• _TASK BRIEF_
Search the listing below for the word "información" and copy each line that holds it.

• _DATA EXCERPTS_
[Start]

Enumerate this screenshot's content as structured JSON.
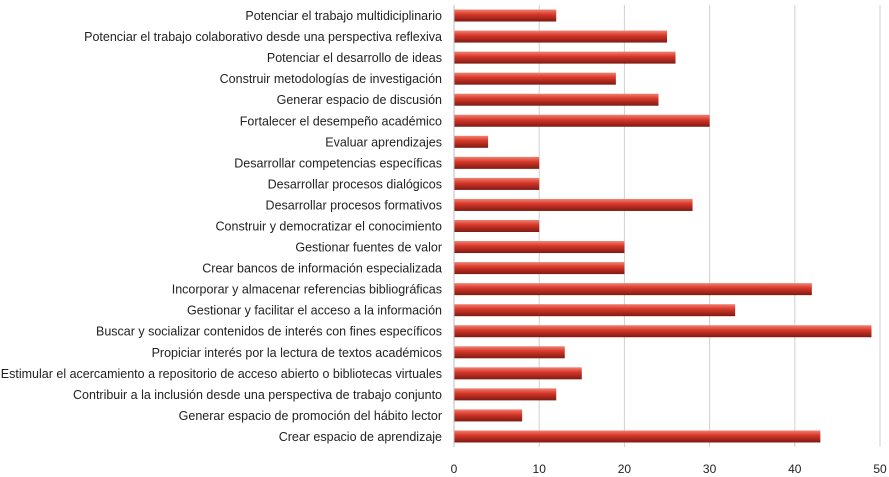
{
  "chart_data": {
    "type": "bar",
    "orientation": "horizontal",
    "categories": [
      "Potenciar el trabajo multidiciplinario",
      "Potenciar el trabajo colaborativo desde una perspectiva reflexiva",
      "Potenciar el desarrollo de ideas",
      "Construir metodologías de investigación",
      "Generar espacio de discusión",
      "Fortalecer el desempeño académico",
      "Evaluar aprendizajes",
      "Desarrollar competencias específicas",
      "Desarrollar procesos dialógicos",
      "Desarrollar procesos formativos",
      "Construir y democratizar el conocimiento",
      "Gestionar fuentes de valor",
      "Crear bancos de información especializada",
      "Incorporar y almacenar referencias bibliográficas",
      "Gestionar y facilitar el acceso a la información",
      "Buscar y socializar contenidos de interés con fines específicos",
      "Propiciar interés por la lectura de textos académicos",
      "Estimular el acercamiento a repositorio de acceso abierto o bibliotecas virtuales",
      "Contribuir a la inclusión desde una perspectiva de trabajo conjunto",
      "Generar espacio de promoción del hábito lector",
      "Crear espacio de aprendizaje"
    ],
    "values": [
      12,
      25,
      26,
      19,
      24,
      30,
      4,
      10,
      10,
      28,
      10,
      20,
      20,
      42,
      33,
      49,
      13,
      15,
      12,
      8,
      43
    ],
    "xlim": [
      0,
      50
    ],
    "xticks": [
      "0",
      "10",
      "20",
      "30",
      "40",
      "50"
    ],
    "grid": "vertical",
    "legend": "none",
    "colors": {
      "bar_light": "#f08272",
      "bar_mid": "#d9382a",
      "bar_dark": "#7e1a12"
    }
  }
}
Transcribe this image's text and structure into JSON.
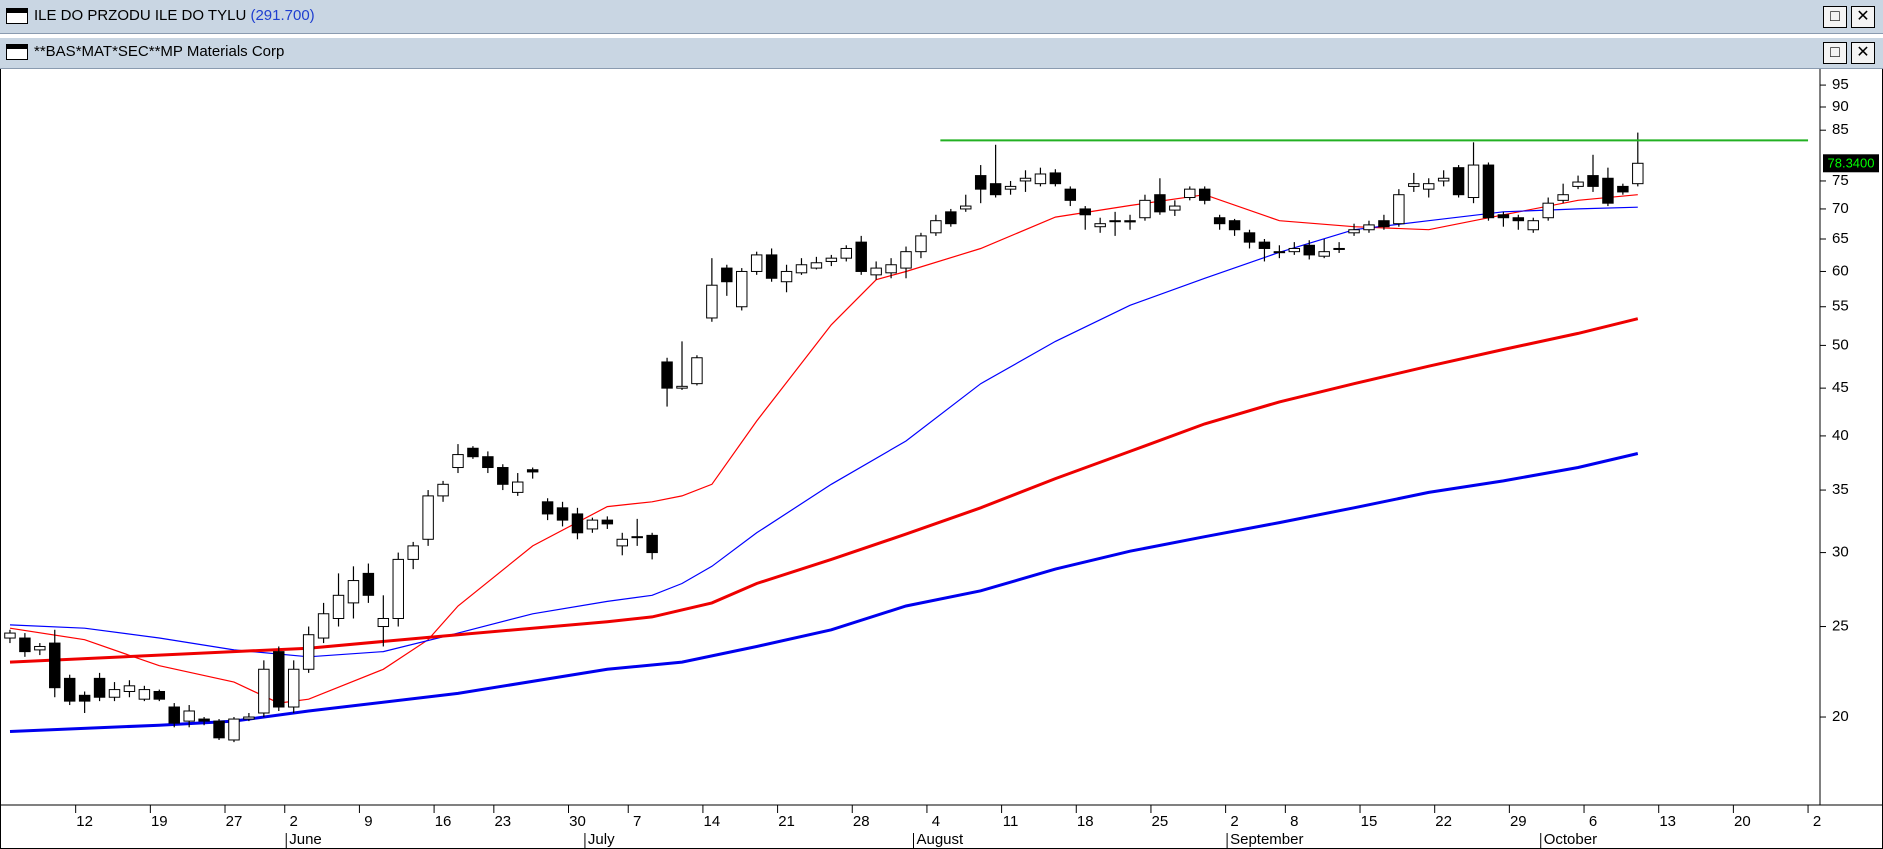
{
  "windows": [
    {
      "title": "ILE DO PRZODU ILE DO TYLU",
      "value": "(291.700)"
    },
    {
      "title": "**BAS*MAT*SEC**MP Materials Corp"
    }
  ],
  "chart_data": {
    "type": "candlestick",
    "log_scale": true,
    "ylim": [
      16.1,
      98.6
    ],
    "yticks": [
      20,
      25,
      30,
      35,
      40,
      45,
      50,
      55,
      60,
      65,
      70,
      75,
      85,
      90,
      95
    ],
    "xlim": [
      -0.6,
      121.2
    ],
    "xticks": [
      {
        "value": 5,
        "label": "12"
      },
      {
        "value": 10,
        "label": "19"
      },
      {
        "value": 15,
        "label": "27"
      },
      {
        "value": 19,
        "label": "2"
      },
      {
        "value": 24,
        "label": "9"
      },
      {
        "value": 29,
        "label": "16"
      },
      {
        "value": 33,
        "label": "23"
      },
      {
        "value": 38,
        "label": "30"
      },
      {
        "value": 42,
        "label": "7"
      },
      {
        "value": 47,
        "label": "14"
      },
      {
        "value": 52,
        "label": "21"
      },
      {
        "value": 57,
        "label": "28"
      },
      {
        "value": 62,
        "label": "4"
      },
      {
        "value": 67,
        "label": "11"
      },
      {
        "value": 72,
        "label": "18"
      },
      {
        "value": 77,
        "label": "25"
      },
      {
        "value": 82,
        "label": "2"
      },
      {
        "value": 86,
        "label": "8"
      },
      {
        "value": 91,
        "label": "15"
      },
      {
        "value": 96,
        "label": "22"
      },
      {
        "value": 101,
        "label": "29"
      },
      {
        "value": 106,
        "label": "6"
      },
      {
        "value": 111,
        "label": "13"
      },
      {
        "value": 116,
        "label": "20"
      },
      {
        "value": 121,
        "label": "2"
      }
    ],
    "months": [
      {
        "value": 18.5,
        "label": "June"
      },
      {
        "value": 38.5,
        "label": "July"
      },
      {
        "value": 60.5,
        "label": "August"
      },
      {
        "value": 81.5,
        "label": "September"
      },
      {
        "value": 102.5,
        "label": "October"
      }
    ],
    "up_color": "#ffffff",
    "down_color": "#000000",
    "candles": {
      "open": [
        24.3,
        24.3,
        23.6,
        24,
        22,
        21.1,
        22,
        21,
        21.3,
        20.9,
        21.3,
        20.5,
        19.8,
        19.9,
        19.8,
        18.9,
        19.9,
        20.2,
        23.5,
        20.5,
        22.5,
        24.3,
        25.5,
        26.5,
        28.5,
        25,
        25.5,
        29.5,
        31,
        34.5,
        37,
        38.8,
        38,
        37,
        34.8,
        36.8,
        34,
        33.5,
        33,
        31.8,
        32.5,
        30.5,
        31.2,
        31.3,
        48,
        45,
        45.5,
        53.5,
        60.5,
        55,
        60,
        62.5,
        58.5,
        59.8,
        60.5,
        61.5,
        62,
        64.5,
        59.5,
        59.8,
        60.5,
        63,
        66,
        69.5,
        70,
        76,
        74.5,
        73.5,
        75,
        74.5,
        76.5,
        73.5,
        70,
        67,
        68,
        68,
        68.5,
        72.5,
        69.8,
        72,
        73.5,
        68.5,
        68,
        66,
        64.5,
        63,
        63,
        64,
        62.3,
        63.5,
        66,
        66.5,
        68,
        67.5,
        74,
        73.5,
        75,
        77.5,
        72,
        78,
        69,
        68.5,
        66.5,
        68.5,
        71.5,
        74,
        76,
        75.5,
        74,
        74.5
      ],
      "high": [
        24.8,
        24.6,
        24,
        24.8,
        22.2,
        21.3,
        22.3,
        21.8,
        21.9,
        21.6,
        21.4,
        20.7,
        20.6,
        20,
        19.9,
        20,
        20.2,
        23,
        23.8,
        23,
        25,
        26.5,
        28.5,
        29,
        29.2,
        27,
        30,
        30.8,
        35,
        35.8,
        39.2,
        39,
        38.5,
        37.3,
        36.5,
        37,
        34.3,
        34,
        33.5,
        32.7,
        32.8,
        31.5,
        32.6,
        31.5,
        48.5,
        50.5,
        48.8,
        62,
        61,
        60.5,
        63,
        63.5,
        61,
        62,
        62.2,
        62.5,
        64,
        65.5,
        61.5,
        62,
        63.8,
        66,
        69,
        70,
        72.5,
        78,
        82,
        75,
        77,
        77.5,
        77.2,
        74,
        70.5,
        68.5,
        69.5,
        69,
        72.5,
        75.5,
        71.5,
        74,
        74,
        69,
        68.3,
        66.5,
        65,
        64,
        64.5,
        64.8,
        65,
        64.5,
        67.5,
        68,
        69,
        73.5,
        76.5,
        75.5,
        77,
        78,
        82.5,
        78.5,
        69.5,
        69,
        68.5,
        72,
        74.5,
        76,
        80,
        77.5,
        74.5,
        84.5
      ],
      "low": [
        24,
        23.2,
        23.3,
        21,
        20.6,
        20.2,
        20.8,
        20.8,
        21,
        20.8,
        20.8,
        19.5,
        19.5,
        19.6,
        18.9,
        18.8,
        19.8,
        20,
        20.3,
        20.2,
        22.3,
        24,
        25,
        25.5,
        26.5,
        23.8,
        25,
        28.8,
        30.5,
        34,
        36.5,
        37.8,
        36.5,
        35,
        34.5,
        36,
        32.5,
        32,
        31,
        31.5,
        31.8,
        29.8,
        30.5,
        29.5,
        43,
        44.8,
        45.3,
        53,
        56.5,
        54.5,
        59.5,
        58.5,
        57,
        59.5,
        60.3,
        60.8,
        61.5,
        59.5,
        58.8,
        59,
        59,
        62,
        65.5,
        67,
        69.5,
        71,
        72,
        72.5,
        73,
        74,
        74,
        70.5,
        66.5,
        66,
        65.5,
        66.5,
        68,
        69,
        68.8,
        71.5,
        70.8,
        66.5,
        65.5,
        63.5,
        61.5,
        62,
        62.5,
        61.8,
        62,
        62.8,
        65.5,
        66,
        66.5,
        67,
        73,
        72,
        74,
        72,
        71,
        68,
        67,
        66.5,
        66,
        68,
        71,
        73.5,
        73,
        70.5,
        72.5,
        74
      ],
      "close": [
        24.6,
        23.5,
        23.8,
        21.5,
        20.8,
        20.8,
        21,
        21.4,
        21.6,
        21.4,
        20.9,
        19.7,
        20.3,
        19.8,
        19,
        19.9,
        20,
        22.5,
        20.5,
        22.5,
        24.5,
        25.8,
        27,
        28,
        27,
        25.5,
        29.5,
        30.5,
        34.5,
        35.5,
        38.2,
        38,
        37,
        35.5,
        35.7,
        36.6,
        33,
        32.5,
        31.5,
        32.5,
        32.2,
        31,
        31.2,
        30,
        45,
        45.2,
        48.5,
        58,
        58.5,
        60,
        62.5,
        59,
        60,
        61,
        61.3,
        62,
        63.5,
        60,
        60.5,
        61,
        63,
        65.5,
        68,
        67.5,
        70.5,
        73.5,
        72.5,
        74,
        75.5,
        76.3,
        74.5,
        71.5,
        69,
        67.5,
        68,
        67.8,
        71.5,
        69.5,
        70.5,
        73.5,
        71.5,
        67.5,
        66.5,
        64.5,
        63.5,
        63,
        63.5,
        62.5,
        63,
        63.5,
        66.5,
        67.3,
        67,
        72.5,
        74.5,
        74.5,
        75.5,
        72.5,
        78,
        68.5,
        68.5,
        68,
        68,
        71,
        72.5,
        74.8,
        74,
        71,
        73,
        78.34
      ]
    },
    "lines": [
      {
        "color": "#ff0000",
        "width": 1.2,
        "x": [
          0,
          5,
          10,
          15,
          18,
          20,
          25,
          28,
          30,
          35,
          40,
          43,
          45,
          47,
          50,
          55,
          58,
          60,
          65,
          70,
          75,
          80,
          85,
          90,
          95,
          100,
          105,
          109
        ],
        "values": [
          24.9,
          24.2,
          22.7,
          21.8,
          20.7,
          20.9,
          22.5,
          24.2,
          26.3,
          30.5,
          33.6,
          34,
          34.5,
          35.5,
          41.5,
          52.6,
          58.8,
          60,
          63.5,
          68.6,
          70.6,
          72.5,
          68,
          67,
          66.5,
          69,
          71.5,
          72.5
        ]
      },
      {
        "color": "#0000ff",
        "width": 1.2,
        "x": [
          0,
          5,
          10,
          15,
          20,
          25,
          30,
          35,
          40,
          43,
          45,
          47,
          50,
          55,
          60,
          65,
          70,
          75,
          80,
          85,
          90,
          95,
          100,
          105,
          109
        ],
        "values": [
          25.1,
          24.9,
          24.3,
          23.6,
          23.2,
          23.5,
          24.6,
          25.8,
          26.6,
          27,
          27.8,
          29,
          31.5,
          35.5,
          39.5,
          45.5,
          50.5,
          55.2,
          59,
          62.9,
          66.5,
          68,
          69.5,
          70,
          70.3
        ]
      },
      {
        "color": "#ee0000",
        "width": 3,
        "x": [
          0,
          10,
          20,
          30,
          40,
          43,
          47,
          50,
          55,
          60,
          65,
          70,
          75,
          80,
          85,
          90,
          95,
          100,
          105,
          109
        ],
        "values": [
          22.9,
          23.3,
          23.7,
          24.5,
          25.3,
          25.6,
          26.5,
          27.8,
          29.5,
          31.4,
          33.5,
          36,
          38.5,
          41.2,
          43.5,
          45.5,
          47.5,
          49.5,
          51.5,
          53.4
        ]
      },
      {
        "color": "#0000ee",
        "width": 3,
        "x": [
          0,
          10,
          15,
          20,
          30,
          40,
          45,
          50,
          55,
          60,
          65,
          70,
          75,
          80,
          85,
          90,
          95,
          100,
          105,
          109
        ],
        "values": [
          19.3,
          19.6,
          19.8,
          20.3,
          21.2,
          22.5,
          22.9,
          23.8,
          24.8,
          26.3,
          27.3,
          28.8,
          30.1,
          31.2,
          32.3,
          33.5,
          34.8,
          35.8,
          37,
          38.3
        ]
      }
    ],
    "resistance": {
      "value": 82.9,
      "x": [
        62.3,
        120.4
      ],
      "color": "#22b022"
    },
    "last_price": {
      "value": 78.34,
      "label": "78.3400"
    }
  }
}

[End]

• _THE RESPONSE_
      "Crear bancos de información especializada",
      "Gestionar y facilitar el acceso a la información",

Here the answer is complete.